• _Page segmentation data_
§
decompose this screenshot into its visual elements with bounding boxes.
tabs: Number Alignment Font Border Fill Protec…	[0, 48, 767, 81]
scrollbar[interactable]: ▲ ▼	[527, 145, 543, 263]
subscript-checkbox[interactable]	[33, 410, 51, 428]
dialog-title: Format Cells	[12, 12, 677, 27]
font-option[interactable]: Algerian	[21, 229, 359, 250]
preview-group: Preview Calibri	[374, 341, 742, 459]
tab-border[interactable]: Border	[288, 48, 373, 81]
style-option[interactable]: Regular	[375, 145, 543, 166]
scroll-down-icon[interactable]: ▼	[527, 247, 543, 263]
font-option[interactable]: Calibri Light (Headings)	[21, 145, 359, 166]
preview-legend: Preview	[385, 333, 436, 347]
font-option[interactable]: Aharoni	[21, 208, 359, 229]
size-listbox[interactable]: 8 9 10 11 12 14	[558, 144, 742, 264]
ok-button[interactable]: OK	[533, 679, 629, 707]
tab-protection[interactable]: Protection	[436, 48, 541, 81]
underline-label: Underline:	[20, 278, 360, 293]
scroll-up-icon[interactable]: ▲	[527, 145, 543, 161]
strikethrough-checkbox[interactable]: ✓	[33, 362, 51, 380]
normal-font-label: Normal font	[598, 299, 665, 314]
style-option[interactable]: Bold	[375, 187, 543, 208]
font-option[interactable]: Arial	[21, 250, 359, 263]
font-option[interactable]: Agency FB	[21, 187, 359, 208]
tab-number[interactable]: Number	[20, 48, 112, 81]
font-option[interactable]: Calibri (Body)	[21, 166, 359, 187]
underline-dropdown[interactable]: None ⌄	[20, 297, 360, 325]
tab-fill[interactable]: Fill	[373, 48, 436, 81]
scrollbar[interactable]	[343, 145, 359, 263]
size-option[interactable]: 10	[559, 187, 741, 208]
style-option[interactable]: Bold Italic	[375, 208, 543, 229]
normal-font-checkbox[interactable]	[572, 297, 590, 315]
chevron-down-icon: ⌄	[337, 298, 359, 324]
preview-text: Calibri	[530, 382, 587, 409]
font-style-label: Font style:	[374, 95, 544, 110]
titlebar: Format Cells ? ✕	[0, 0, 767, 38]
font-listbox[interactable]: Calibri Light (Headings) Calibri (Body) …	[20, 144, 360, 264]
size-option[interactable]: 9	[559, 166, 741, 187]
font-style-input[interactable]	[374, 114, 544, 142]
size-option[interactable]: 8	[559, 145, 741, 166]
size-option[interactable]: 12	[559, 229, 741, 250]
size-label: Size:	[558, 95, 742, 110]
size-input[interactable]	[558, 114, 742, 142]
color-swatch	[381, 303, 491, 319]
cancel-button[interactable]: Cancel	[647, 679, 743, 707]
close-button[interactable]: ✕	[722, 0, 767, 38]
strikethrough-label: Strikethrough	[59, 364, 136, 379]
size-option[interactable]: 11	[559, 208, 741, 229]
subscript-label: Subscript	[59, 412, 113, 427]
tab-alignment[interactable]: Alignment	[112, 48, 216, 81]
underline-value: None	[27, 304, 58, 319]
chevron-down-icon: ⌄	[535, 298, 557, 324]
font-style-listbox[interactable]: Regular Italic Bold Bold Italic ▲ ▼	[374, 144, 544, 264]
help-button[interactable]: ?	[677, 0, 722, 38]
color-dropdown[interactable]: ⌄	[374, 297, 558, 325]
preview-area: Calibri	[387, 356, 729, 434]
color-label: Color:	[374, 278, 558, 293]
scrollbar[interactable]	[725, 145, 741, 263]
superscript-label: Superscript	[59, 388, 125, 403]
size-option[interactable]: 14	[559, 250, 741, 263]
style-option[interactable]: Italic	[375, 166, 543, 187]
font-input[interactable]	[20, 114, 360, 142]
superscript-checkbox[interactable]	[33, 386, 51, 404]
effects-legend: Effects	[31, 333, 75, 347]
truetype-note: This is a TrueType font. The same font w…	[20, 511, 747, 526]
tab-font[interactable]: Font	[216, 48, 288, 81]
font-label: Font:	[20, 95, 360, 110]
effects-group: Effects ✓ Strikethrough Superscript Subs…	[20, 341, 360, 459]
§
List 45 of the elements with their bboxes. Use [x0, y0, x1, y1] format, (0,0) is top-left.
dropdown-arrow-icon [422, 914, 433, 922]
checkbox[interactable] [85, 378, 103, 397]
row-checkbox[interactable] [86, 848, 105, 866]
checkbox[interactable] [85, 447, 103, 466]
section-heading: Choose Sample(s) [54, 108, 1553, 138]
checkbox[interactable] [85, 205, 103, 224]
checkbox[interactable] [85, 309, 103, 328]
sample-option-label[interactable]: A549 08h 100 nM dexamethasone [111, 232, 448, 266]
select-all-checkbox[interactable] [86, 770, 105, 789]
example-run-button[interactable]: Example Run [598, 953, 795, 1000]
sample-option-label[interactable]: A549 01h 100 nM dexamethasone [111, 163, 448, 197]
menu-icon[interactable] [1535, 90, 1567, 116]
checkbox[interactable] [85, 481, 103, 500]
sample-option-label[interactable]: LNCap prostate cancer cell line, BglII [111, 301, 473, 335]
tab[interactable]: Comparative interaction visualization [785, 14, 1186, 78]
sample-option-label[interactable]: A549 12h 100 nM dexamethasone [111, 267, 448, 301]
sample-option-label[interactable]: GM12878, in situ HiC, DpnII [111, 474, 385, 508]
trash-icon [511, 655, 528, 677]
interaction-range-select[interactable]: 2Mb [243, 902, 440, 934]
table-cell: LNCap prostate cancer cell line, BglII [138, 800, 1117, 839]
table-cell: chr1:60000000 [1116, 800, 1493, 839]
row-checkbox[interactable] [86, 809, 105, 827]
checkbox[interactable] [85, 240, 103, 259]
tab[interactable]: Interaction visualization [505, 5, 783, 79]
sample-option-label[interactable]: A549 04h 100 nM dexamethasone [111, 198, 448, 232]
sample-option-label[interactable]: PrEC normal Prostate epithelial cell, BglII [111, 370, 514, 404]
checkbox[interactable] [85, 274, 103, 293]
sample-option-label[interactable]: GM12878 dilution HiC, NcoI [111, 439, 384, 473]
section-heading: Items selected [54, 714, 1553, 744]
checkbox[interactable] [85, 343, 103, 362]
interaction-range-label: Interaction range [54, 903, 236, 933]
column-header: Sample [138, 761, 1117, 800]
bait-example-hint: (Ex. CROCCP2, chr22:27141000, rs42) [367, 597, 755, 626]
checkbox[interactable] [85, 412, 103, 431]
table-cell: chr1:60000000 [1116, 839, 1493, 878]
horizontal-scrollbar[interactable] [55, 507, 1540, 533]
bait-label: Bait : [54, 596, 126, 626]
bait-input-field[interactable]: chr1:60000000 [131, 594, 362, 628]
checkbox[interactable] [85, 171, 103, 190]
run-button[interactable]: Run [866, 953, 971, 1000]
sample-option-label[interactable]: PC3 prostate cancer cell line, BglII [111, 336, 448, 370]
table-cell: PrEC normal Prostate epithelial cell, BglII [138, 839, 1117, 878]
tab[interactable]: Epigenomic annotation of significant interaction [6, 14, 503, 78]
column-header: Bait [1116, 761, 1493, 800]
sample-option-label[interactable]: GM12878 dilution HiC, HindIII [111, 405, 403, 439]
§
• _Exercise_
Which lines of the data above contain the string "cancer"? Copy each of them.

• _Solution to this exercise_
sample-option-label[interactable]: LNCap prostate cancer cell line, BglII [111, 301, 473, 335]
table-cell: LNCap prostate cancer cell line, BglII [138, 800, 1117, 839]
sample-option-label[interactable]: PC3 prostate cancer cell line, BglII [111, 336, 448, 370]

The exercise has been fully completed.